**** Data for this exercise ****

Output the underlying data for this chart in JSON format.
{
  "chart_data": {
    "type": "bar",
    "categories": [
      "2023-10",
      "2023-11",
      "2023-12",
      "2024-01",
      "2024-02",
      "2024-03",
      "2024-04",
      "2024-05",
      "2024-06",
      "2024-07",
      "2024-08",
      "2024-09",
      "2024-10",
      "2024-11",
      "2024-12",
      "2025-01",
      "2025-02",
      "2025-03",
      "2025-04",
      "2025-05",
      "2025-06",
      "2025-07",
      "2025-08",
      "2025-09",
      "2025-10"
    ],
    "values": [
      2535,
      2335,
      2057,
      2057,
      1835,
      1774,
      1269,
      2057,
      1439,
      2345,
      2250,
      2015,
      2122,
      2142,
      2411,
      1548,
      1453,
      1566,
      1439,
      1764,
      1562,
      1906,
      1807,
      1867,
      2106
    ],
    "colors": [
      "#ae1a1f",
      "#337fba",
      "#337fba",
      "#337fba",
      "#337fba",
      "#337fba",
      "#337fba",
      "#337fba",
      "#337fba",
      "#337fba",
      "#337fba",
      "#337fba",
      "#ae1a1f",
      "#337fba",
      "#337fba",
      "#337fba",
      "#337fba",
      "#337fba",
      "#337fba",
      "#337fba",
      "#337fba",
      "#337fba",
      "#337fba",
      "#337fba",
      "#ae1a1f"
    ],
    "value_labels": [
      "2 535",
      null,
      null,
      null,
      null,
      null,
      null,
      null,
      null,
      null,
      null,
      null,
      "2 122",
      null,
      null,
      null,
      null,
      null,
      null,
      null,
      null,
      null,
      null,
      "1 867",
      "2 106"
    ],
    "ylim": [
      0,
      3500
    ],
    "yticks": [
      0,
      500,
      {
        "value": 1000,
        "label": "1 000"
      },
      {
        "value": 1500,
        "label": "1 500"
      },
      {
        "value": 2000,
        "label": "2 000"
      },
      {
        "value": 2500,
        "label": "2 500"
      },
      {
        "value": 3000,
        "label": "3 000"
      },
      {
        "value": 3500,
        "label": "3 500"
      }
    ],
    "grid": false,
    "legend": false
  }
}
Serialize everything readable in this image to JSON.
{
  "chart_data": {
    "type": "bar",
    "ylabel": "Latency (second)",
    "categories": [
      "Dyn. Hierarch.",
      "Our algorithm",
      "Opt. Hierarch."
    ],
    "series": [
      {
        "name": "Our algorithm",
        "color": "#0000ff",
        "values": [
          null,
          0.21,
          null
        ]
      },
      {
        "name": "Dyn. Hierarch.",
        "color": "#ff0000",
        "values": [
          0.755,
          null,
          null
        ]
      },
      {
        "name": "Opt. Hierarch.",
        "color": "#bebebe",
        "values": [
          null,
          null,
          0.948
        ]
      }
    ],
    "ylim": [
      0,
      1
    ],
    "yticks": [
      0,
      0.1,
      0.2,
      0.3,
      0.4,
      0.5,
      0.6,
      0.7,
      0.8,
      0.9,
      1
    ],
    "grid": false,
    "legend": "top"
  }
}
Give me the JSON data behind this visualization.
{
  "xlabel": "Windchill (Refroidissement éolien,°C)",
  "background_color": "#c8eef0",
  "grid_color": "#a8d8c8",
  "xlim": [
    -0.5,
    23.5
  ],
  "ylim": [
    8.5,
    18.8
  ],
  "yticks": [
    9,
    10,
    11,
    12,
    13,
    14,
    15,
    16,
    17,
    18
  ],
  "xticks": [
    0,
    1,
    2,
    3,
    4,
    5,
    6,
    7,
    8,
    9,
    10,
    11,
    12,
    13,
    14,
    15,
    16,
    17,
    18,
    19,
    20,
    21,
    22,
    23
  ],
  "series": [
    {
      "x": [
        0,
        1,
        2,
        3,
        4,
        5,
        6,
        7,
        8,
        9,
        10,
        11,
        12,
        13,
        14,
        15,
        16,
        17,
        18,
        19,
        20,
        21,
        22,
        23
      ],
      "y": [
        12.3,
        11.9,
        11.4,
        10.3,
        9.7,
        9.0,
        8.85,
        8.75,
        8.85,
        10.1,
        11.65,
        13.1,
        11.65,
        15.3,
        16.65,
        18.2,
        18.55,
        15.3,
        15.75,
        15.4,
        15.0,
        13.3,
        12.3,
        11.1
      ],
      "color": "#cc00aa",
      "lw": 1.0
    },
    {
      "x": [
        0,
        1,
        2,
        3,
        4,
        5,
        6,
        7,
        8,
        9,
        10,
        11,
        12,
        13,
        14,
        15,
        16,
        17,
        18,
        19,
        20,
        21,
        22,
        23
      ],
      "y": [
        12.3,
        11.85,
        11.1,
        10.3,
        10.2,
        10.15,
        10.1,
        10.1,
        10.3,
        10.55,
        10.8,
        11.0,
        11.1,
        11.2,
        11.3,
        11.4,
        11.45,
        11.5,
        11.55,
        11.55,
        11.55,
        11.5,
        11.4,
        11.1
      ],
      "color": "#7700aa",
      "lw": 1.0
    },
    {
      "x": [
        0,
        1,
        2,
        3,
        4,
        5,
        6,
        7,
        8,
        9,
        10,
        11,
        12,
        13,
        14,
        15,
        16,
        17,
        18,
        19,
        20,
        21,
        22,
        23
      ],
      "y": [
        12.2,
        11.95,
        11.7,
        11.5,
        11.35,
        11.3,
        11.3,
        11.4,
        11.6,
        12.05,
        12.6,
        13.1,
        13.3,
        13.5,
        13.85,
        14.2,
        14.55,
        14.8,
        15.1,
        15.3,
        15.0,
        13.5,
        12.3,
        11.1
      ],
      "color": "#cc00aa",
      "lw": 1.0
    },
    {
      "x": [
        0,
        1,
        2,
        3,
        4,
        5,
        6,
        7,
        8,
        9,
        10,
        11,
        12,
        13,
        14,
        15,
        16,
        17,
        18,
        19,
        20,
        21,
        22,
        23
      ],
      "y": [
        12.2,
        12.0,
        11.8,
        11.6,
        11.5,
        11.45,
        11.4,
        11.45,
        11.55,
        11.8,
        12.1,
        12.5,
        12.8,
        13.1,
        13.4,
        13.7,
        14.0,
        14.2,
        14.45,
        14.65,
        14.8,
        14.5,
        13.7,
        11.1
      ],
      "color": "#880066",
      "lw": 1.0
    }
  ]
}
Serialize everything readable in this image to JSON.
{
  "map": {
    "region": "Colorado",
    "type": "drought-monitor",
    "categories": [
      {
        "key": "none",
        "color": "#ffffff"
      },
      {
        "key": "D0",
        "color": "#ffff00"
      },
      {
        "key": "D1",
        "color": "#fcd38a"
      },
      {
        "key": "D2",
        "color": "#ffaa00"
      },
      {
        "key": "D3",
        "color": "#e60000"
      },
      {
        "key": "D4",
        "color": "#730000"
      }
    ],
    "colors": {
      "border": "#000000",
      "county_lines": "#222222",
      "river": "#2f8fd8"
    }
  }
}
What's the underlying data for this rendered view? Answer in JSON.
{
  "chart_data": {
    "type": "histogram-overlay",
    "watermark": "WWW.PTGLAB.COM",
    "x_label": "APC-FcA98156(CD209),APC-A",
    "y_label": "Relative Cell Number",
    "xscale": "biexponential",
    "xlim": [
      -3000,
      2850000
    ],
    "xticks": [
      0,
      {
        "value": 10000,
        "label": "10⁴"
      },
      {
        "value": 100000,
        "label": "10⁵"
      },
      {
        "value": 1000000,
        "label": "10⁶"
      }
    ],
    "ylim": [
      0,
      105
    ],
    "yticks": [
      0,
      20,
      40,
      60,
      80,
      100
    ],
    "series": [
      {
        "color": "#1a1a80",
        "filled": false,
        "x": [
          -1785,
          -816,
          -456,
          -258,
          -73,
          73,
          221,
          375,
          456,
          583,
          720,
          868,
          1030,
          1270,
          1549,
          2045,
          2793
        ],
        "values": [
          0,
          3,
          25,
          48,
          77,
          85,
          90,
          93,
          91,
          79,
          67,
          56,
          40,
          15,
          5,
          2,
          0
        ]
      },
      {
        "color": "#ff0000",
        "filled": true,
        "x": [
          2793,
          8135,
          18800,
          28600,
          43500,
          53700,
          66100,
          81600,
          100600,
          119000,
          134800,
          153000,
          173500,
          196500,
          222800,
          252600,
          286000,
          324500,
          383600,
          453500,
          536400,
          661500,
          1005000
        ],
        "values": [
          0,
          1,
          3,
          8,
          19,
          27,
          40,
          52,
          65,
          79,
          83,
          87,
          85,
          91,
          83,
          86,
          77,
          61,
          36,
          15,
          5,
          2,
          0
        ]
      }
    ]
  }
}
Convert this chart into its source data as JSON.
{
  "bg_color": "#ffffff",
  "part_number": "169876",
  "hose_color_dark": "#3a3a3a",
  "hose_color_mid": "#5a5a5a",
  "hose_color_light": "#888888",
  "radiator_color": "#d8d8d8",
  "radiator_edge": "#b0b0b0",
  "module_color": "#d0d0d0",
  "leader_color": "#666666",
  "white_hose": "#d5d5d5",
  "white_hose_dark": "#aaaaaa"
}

****

**What you have to do:** Repeat exactly, and only, the lines from the line containing "Convert this chart" through the last line of the records above, both included.

**Result:**
Convert this chart into its source data as JSON.
{
  "bg_color": "#ffffff",
  "part_number": "169876",
  "hose_color_dark": "#3a3a3a",
  "hose_color_mid": "#5a5a5a",
  "hose_color_light": "#888888",
  "radiator_color": "#d8d8d8",
  "radiator_edge": "#b0b0b0",
  "module_color": "#d0d0d0",
  "leader_color": "#666666",
  "white_hose": "#d5d5d5",
  "white_hose_dark": "#aaaaaa"
}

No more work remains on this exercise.